• [Records from a data source]:
** BEGIN **

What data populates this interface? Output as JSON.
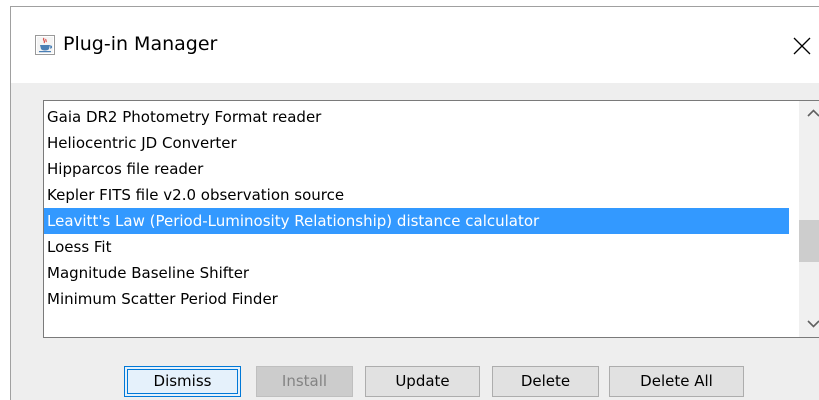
{
  "window": {
    "title": "Plug-in Manager"
  },
  "icons": {
    "app": "java-app-icon",
    "close": "close-icon",
    "scroll_up": "chevron-up-icon",
    "scroll_down": "chevron-down-icon"
  },
  "plugins": {
    "items": [
      "Gaia DR2 Photometry Format reader",
      "Heliocentric JD Converter",
      "Hipparcos file reader",
      "Kepler FITS file v2.0 observation source",
      "Leavitt's Law (Period-Luminosity Relationship) distance calculator",
      "Loess Fit",
      "Magnitude Baseline Shifter",
      "Minimum Scatter Period Finder"
    ],
    "selected_index": 4
  },
  "buttons": {
    "dismiss": "Dismiss",
    "install": "Install",
    "update": "Update",
    "delete": "Delete",
    "delete_all": "Delete All"
  },
  "colors": {
    "selection": "#3399ff",
    "default_button_border": "#0078d7",
    "dialog_background": "#eeeeee"
  }
}
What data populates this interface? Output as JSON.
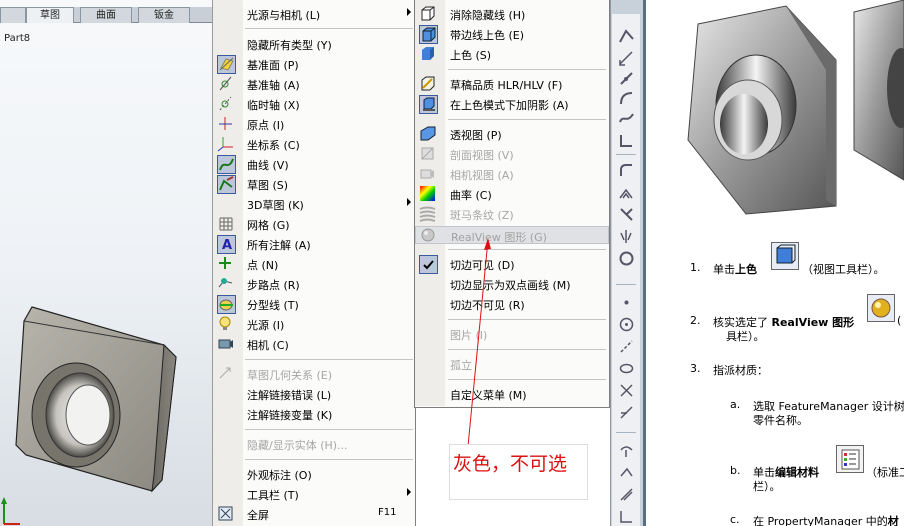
{
  "viewport": {
    "tabs": [
      "",
      "草图",
      "曲面",
      "钣金"
    ],
    "part_name": "Part8"
  },
  "main_menu": {
    "items": [
      {
        "label": "光源与相机 (L)",
        "submenu": true
      },
      {
        "label": "隐藏所有类型 (Y)"
      },
      {
        "label": "基准面 (P)",
        "icon": "plane-icon"
      },
      {
        "label": "基准轴 (A)",
        "icon": "axis-icon"
      },
      {
        "label": "临时轴 (X)",
        "icon": "temp-axis-icon"
      },
      {
        "label": "原点 (I)",
        "icon": "origin-icon"
      },
      {
        "label": "坐标系 (C)",
        "icon": "coordinate-system-icon"
      },
      {
        "label": "曲线 (V)",
        "icon": "curve-icon"
      },
      {
        "label": "草图 (S)",
        "icon": "sketch-icon"
      },
      {
        "label": "3D草图 (K)",
        "submenu": true
      },
      {
        "label": "网格 (G)",
        "icon": "grid-icon"
      },
      {
        "label": "所有注解 (A)",
        "icon": "annotation-icon"
      },
      {
        "label": "点 (N)",
        "icon": "point-icon"
      },
      {
        "label": "步路点 (R)",
        "icon": "route-point-icon"
      },
      {
        "label": "分型线 (T)",
        "icon": "parting-line-icon"
      },
      {
        "label": "光源 (I)",
        "icon": "light-icon"
      },
      {
        "label": "相机 (C)",
        "icon": "camera-icon"
      },
      {
        "label": "草图几何关系 (E)",
        "disabled": true
      },
      {
        "label": "注解链接错误 (L)"
      },
      {
        "label": "注解链接变量 (K)"
      },
      {
        "label": "隐藏/显示实体 (H)...",
        "disabled": true
      },
      {
        "label": "外观标注 (O)"
      },
      {
        "label": "工具栏 (T)",
        "submenu": true
      },
      {
        "label": "全屏",
        "shortcut": "F11"
      }
    ]
  },
  "sub_menu": {
    "items": [
      {
        "label": "消除隐藏线 (H)"
      },
      {
        "label": "带边线上色 (E)"
      },
      {
        "label": "上色 (S)"
      },
      {
        "label": "草稿品质 HLR/HLV (F)"
      },
      {
        "label": "在上色模式下加阴影 (A)"
      },
      {
        "label": "透视图 (P)"
      },
      {
        "label": "剖面视图 (V)"
      },
      {
        "label": "相机视图 (A)"
      },
      {
        "label": "曲率 (C)"
      },
      {
        "label": "斑马条纹 (Z)"
      },
      {
        "label": "RealView 图形 (G)"
      },
      {
        "label": "切边可见 (D)"
      },
      {
        "label": "切边显示为双点画线 (M)"
      },
      {
        "label": "切边不可见 (R)"
      },
      {
        "label": "图片 (I)"
      },
      {
        "label": "孤立"
      },
      {
        "label": "自定义菜单 (M)"
      }
    ]
  },
  "annotation": {
    "text": "灰色，不可选"
  },
  "help": {
    "step1": {
      "num": "1.",
      "pre": "单击",
      "bold": "上色",
      "post": "（视图工具栏）。"
    },
    "step2": {
      "num": "2.",
      "pre": "核实选定了 ",
      "bold": "RealView 图形",
      "cont": "具栏）。"
    },
    "step3": {
      "num": "3.",
      "text": "指派材质："
    },
    "step3a": {
      "num": "a.",
      "line1": "选取 FeatureManager 设计树",
      "line2": "零件名称。"
    },
    "step3b": {
      "num": "b.",
      "pre": "单击",
      "bold": "编辑材料",
      "post": "（标准工",
      "line2": "栏）。"
    },
    "step3c": {
      "num": "c.",
      "pre": "在 PropertyManager 中的",
      "bold": "材"
    }
  },
  "colors": {
    "annotation_red": "#dd1111",
    "menu_highlight": "#dfe1e4",
    "panel_divider": "#5a6f86"
  }
}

** END **

• [WHAT YOU HAVE TO DO]:
Check each line above for "bold" and return the ones that have it.

• [FINAL RESULT]:
      "bold": "上色",
      "bold": "RealView 图形",
      "bold": "编辑材料",
      "bold": "材"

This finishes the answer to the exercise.